TASK BRIEF: Restate the entries below verbatim.

STORED ROWS:
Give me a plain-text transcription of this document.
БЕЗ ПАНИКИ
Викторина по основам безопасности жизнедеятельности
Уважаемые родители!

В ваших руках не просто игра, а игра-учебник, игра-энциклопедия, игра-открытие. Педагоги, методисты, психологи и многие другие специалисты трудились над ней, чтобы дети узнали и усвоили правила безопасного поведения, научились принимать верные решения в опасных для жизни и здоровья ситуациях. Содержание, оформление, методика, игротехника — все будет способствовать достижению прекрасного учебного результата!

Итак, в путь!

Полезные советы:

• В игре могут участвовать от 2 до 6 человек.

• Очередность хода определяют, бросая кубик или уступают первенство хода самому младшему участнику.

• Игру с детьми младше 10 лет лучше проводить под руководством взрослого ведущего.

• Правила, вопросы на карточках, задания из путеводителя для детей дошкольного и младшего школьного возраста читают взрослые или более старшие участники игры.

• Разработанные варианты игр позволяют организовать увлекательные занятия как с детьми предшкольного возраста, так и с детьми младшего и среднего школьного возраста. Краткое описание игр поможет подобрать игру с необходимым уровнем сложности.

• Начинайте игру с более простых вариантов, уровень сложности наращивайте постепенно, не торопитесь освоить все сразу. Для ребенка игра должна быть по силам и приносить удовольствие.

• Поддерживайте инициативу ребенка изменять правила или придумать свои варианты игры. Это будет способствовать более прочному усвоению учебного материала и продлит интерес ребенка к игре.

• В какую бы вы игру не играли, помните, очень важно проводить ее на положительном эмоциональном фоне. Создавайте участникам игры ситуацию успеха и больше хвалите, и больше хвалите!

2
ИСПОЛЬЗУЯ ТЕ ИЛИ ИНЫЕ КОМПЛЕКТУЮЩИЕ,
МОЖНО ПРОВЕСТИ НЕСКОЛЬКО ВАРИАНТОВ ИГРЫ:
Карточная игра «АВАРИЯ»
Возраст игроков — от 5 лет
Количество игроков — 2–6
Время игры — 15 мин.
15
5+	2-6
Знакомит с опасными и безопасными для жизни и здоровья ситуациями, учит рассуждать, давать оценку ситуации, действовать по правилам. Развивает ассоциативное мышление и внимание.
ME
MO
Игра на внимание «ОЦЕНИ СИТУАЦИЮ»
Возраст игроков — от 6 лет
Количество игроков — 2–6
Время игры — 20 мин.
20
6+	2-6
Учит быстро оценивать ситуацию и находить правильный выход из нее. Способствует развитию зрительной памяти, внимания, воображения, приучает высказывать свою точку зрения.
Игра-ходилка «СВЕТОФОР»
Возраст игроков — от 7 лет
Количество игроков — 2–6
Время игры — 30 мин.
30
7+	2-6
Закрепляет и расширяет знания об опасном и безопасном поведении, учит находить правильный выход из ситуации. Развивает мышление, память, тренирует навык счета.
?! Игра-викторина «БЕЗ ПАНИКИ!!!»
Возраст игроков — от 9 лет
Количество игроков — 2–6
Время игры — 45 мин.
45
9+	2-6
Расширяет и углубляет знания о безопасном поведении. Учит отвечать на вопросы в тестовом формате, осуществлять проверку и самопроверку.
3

TASK ANSWER:
Give me a plain-text transcription of this document.
БЕЗ ПАНИКИ
Викторина по основам безопасности жизнедеятельности
Уважаемые родители!

В ваших руках не просто игра, а игра-учебник, игра-энциклопедия, игра-открытие. Педагоги, методисты, психологи и многие другие специалисты трудились над ней, чтобы дети узнали и усвоили правила безопасного поведения, научились принимать верные решения в опасных для жизни и здоровья ситуациях. Содержание, оформление, методика, игротехника — все будет способствовать достижению прекрасного учебного результата!

Итак, в путь!

Полезные советы:

• В игре могут участвовать от 2 до 6 человек.

• Очередность хода определяют, бросая кубик или уступают первенство хода самому младшему участнику.

• Игру с детьми младше 10 лет лучше проводить под руководством взрослого ведущего.

• Правила, вопросы на карточках, задания из путеводителя для детей дошкольного и младшего школьного возраста читают взрослые или более старшие участники игры.

• Разработанные варианты игр позволяют организовать увлекательные занятия как с детьми предшкольного возраста, так и с детьми младшего и среднего школьного возраста. Краткое описание игр поможет подобрать игру с необходимым уровнем сложности.

• Начинайте игру с более простых вариантов, уровень сложности наращивайте постепенно, не торопитесь освоить все сразу. Для ребенка игра должна быть по силам и приносить удовольствие.

• Поддерживайте инициативу ребенка изменять правила или придумать свои варианты игры. Это будет способствовать более прочному усвоению учебного материала и продлит интерес ребенка к игре.

• В какую бы вы игру не играли, помните, очень важно проводить ее на положительном эмоциональном фоне. Создавайте участникам игры ситуацию успеха и больше хвалите, и больше хвалите!

2
ИСПОЛЬЗУЯ ТЕ ИЛИ ИНЫЕ КОМПЛЕКТУЮЩИЕ,
МОЖНО ПРОВЕСТИ НЕСКОЛЬКО ВАРИАНТОВ ИГРЫ:
Карточная игра «АВАРИЯ»
Возраст игроков — от 5 лет
Количество игроков — 2–6
Время игры — 15 мин.
15
5+	2-6
Знакомит с опасными и безопасными для жизни и здоровья ситуациями, учит рассуждать, давать оценку ситуации, действовать по правилам. Развивает ассоциативное мышление и внимание.
ME
MO
Игра на внимание «ОЦЕНИ СИТУАЦИЮ»
Возраст игроков — от 6 лет
Количество игроков — 2–6
Время игры — 20 мин.
20
6+	2-6
Учит быстро оценивать ситуацию и находить правильный выход из нее. Способствует развитию зрительной памяти, внимания, воображения, приучает высказывать свою точку зрения.
Игра-ходилка «СВЕТОФОР»
Возраст игроков — от 7 лет
Количество игроков — 2–6
Время игры — 30 мин.
30
7+	2-6
Закрепляет и расширяет знания об опасном и безопасном поведении, учит находить правильный выход из ситуации. Развивает мышление, память, тренирует навык счета.
?! Игра-викторина «БЕЗ ПАНИКИ!!!»
Возраст игроков — от 9 лет
Количество игроков — 2–6
Время игры — 45 мин.
45
9+	2-6
Расширяет и углубляет знания о безопасном поведении. Учит отвечать на вопросы в тестовом формате, осуществлять проверку и самопроверку.
3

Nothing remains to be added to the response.